Figure content listings:
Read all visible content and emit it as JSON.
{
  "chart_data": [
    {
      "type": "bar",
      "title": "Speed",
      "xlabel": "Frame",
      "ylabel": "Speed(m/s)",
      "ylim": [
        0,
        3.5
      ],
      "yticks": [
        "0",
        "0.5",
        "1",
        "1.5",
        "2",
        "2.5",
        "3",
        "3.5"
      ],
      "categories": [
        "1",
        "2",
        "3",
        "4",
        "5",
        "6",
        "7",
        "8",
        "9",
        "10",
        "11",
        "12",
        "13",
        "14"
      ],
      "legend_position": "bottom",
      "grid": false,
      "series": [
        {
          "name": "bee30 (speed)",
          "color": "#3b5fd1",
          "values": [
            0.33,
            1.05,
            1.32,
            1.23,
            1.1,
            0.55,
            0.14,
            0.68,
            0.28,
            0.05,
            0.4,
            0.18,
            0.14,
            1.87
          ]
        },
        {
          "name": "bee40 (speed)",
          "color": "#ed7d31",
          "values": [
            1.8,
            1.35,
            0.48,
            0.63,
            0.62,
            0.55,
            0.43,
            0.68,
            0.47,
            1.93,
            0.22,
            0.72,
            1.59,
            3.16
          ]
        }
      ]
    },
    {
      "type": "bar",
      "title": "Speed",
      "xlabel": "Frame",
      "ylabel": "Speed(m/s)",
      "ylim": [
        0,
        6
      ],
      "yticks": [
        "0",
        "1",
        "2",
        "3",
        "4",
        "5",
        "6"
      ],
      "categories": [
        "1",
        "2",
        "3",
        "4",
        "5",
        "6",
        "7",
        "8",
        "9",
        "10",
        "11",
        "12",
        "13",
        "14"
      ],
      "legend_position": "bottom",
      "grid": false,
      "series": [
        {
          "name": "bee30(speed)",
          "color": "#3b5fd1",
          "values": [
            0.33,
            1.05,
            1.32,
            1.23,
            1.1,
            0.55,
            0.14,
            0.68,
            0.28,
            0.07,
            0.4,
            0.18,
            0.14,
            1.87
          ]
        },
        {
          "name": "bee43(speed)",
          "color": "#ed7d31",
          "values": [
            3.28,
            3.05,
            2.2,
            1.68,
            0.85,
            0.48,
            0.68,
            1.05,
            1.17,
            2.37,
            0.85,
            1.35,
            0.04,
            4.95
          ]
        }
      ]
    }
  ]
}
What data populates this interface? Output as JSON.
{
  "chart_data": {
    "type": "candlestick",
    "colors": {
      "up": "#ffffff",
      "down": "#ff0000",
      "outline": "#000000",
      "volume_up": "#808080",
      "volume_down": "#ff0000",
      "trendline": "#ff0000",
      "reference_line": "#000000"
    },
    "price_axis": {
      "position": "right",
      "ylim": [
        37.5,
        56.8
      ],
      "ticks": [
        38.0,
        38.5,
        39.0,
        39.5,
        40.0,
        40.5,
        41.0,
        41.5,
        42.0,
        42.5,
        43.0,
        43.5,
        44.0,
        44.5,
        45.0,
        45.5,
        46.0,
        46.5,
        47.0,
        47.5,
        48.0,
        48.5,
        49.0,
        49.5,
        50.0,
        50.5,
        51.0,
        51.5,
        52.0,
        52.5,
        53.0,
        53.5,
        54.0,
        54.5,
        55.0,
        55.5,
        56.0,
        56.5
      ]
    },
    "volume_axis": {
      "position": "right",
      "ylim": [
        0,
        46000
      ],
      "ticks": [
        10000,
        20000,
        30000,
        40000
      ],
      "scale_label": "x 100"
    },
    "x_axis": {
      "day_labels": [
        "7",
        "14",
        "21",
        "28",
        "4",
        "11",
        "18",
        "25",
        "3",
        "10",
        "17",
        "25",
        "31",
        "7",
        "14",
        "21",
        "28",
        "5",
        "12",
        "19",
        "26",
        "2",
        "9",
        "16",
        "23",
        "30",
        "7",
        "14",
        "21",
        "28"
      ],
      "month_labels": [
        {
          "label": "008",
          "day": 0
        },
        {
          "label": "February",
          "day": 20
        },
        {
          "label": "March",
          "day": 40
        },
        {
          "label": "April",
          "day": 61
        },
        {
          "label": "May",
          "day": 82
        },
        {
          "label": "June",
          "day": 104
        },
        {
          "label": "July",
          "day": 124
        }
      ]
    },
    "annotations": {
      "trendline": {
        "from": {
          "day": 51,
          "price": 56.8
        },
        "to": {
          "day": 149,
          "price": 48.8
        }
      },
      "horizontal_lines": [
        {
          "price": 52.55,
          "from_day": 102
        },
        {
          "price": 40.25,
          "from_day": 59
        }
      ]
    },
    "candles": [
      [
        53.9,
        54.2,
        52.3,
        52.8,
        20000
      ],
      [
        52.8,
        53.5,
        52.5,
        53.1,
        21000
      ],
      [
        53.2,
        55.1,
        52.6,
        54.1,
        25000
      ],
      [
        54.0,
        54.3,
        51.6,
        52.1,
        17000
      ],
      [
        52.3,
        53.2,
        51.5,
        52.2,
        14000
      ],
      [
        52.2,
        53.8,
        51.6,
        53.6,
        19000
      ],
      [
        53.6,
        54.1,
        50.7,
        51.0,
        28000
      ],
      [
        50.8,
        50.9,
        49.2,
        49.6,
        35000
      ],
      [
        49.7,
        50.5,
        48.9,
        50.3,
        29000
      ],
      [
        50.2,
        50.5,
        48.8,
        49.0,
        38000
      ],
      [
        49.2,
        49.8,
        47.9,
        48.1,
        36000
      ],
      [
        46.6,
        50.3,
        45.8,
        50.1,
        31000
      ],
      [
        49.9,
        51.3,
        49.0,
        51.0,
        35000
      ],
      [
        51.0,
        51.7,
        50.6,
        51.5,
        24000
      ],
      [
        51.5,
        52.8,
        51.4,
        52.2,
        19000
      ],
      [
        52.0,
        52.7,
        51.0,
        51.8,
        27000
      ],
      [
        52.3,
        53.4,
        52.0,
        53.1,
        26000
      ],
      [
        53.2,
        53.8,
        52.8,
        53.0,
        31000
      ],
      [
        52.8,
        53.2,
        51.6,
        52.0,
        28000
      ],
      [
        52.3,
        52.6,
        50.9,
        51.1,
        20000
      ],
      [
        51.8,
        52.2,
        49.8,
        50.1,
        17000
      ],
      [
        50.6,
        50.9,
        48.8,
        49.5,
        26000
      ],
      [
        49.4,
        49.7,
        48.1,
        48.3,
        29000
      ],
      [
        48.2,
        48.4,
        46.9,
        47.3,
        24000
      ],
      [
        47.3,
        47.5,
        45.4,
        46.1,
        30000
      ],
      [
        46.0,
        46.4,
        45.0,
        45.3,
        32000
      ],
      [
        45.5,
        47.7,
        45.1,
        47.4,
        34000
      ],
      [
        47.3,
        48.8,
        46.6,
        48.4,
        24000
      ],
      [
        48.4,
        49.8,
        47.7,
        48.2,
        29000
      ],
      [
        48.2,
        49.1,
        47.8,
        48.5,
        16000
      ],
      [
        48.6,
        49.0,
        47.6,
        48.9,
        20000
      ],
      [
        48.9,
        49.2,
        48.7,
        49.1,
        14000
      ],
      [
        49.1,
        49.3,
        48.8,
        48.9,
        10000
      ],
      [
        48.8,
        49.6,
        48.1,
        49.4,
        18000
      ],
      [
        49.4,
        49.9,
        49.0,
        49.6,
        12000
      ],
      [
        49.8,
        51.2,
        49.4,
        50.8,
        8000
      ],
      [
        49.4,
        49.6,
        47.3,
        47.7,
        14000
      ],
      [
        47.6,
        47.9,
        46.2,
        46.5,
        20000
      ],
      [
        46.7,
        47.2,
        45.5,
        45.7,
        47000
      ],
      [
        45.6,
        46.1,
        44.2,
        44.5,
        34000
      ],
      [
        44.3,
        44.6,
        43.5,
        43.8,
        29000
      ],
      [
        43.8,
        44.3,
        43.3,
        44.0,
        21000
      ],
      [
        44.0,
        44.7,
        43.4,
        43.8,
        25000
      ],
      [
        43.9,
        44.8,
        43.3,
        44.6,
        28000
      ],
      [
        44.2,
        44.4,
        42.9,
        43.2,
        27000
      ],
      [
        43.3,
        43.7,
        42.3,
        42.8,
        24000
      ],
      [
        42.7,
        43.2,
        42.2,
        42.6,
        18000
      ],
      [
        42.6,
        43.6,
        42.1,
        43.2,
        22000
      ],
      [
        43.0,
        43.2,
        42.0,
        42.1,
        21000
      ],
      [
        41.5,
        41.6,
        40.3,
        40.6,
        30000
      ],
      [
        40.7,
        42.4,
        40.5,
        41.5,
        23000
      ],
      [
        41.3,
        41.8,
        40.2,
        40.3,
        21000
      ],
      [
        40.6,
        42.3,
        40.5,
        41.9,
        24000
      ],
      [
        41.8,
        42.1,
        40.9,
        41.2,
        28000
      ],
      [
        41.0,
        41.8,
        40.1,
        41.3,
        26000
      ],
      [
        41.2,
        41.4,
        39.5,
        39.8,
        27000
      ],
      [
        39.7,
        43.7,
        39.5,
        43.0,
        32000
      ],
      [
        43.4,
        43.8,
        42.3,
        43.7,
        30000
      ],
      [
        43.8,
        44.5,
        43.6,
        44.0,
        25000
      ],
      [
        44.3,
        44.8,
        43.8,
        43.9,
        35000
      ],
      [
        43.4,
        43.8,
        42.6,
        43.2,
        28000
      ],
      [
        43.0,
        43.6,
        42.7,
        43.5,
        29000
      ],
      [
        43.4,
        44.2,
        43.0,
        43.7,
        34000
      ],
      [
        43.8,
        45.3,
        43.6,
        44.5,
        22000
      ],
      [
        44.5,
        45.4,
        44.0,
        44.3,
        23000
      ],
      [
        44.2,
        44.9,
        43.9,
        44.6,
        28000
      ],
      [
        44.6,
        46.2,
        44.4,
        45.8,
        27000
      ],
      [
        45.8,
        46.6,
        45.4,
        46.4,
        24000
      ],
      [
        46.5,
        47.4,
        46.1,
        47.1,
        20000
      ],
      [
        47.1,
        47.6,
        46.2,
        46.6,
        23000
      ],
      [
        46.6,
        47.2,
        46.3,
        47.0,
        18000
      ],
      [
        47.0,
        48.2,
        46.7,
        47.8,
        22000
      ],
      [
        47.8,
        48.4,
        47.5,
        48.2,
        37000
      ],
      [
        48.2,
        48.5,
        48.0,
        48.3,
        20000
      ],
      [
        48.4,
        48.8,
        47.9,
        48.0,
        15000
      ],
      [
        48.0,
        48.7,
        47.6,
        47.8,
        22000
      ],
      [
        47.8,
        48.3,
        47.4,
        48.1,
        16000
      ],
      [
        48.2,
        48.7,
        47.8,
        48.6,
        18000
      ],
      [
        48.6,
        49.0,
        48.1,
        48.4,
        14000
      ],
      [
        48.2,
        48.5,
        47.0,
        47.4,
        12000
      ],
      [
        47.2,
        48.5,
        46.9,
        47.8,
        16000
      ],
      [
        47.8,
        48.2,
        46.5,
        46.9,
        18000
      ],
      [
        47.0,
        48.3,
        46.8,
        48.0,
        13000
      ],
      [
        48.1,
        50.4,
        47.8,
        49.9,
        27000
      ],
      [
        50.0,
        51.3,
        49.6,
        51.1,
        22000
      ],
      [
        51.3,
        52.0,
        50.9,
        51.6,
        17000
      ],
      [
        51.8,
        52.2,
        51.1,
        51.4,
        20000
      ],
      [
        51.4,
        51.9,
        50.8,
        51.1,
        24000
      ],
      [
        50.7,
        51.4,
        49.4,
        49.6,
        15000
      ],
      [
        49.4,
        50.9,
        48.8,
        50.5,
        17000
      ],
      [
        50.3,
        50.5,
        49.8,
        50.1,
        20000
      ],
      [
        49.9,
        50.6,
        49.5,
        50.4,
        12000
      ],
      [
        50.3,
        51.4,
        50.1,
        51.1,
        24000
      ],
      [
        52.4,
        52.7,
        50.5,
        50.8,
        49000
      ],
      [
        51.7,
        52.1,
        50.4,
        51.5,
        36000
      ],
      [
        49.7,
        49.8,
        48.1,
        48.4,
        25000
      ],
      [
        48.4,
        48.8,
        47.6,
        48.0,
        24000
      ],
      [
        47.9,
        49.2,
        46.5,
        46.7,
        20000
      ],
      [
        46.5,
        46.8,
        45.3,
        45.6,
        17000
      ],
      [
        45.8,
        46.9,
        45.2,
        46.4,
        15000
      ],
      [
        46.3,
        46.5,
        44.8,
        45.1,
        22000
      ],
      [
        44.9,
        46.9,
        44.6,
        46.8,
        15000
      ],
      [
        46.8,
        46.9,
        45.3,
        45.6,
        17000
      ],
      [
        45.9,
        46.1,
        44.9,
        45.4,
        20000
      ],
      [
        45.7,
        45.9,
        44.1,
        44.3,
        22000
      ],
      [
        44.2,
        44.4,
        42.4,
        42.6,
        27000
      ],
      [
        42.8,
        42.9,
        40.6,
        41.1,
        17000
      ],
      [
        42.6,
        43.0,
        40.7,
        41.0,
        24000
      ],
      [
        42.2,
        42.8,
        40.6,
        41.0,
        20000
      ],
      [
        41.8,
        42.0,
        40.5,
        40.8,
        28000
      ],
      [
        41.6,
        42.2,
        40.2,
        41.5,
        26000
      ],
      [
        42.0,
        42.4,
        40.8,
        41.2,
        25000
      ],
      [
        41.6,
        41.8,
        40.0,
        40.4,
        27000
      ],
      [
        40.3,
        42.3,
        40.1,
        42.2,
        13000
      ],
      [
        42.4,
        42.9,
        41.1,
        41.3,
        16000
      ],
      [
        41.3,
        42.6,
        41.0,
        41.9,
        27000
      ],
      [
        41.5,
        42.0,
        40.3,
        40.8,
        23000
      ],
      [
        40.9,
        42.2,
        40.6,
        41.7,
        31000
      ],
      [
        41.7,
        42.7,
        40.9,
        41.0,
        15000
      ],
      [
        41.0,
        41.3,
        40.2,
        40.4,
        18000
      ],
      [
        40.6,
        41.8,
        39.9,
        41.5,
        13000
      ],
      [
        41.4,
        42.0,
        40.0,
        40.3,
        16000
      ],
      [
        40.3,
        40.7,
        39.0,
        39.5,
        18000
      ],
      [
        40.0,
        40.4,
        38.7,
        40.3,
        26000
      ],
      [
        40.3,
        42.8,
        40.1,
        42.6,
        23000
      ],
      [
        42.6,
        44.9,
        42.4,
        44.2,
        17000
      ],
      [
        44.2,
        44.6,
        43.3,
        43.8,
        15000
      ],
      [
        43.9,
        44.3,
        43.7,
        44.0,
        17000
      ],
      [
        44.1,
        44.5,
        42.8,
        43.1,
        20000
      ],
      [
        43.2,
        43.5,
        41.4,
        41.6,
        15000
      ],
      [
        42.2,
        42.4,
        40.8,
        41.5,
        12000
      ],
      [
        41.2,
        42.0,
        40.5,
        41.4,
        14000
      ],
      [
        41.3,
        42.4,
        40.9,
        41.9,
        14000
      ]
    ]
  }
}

* THE REQUEST:
Go through the material above and copy each line that has the word "name".

* EXERCISE OUTPUT:
          "name": "bee30 (speed)",
          "name": "bee40 (speed)",
          "name": "bee30(speed)",
          "name": "bee43(speed)",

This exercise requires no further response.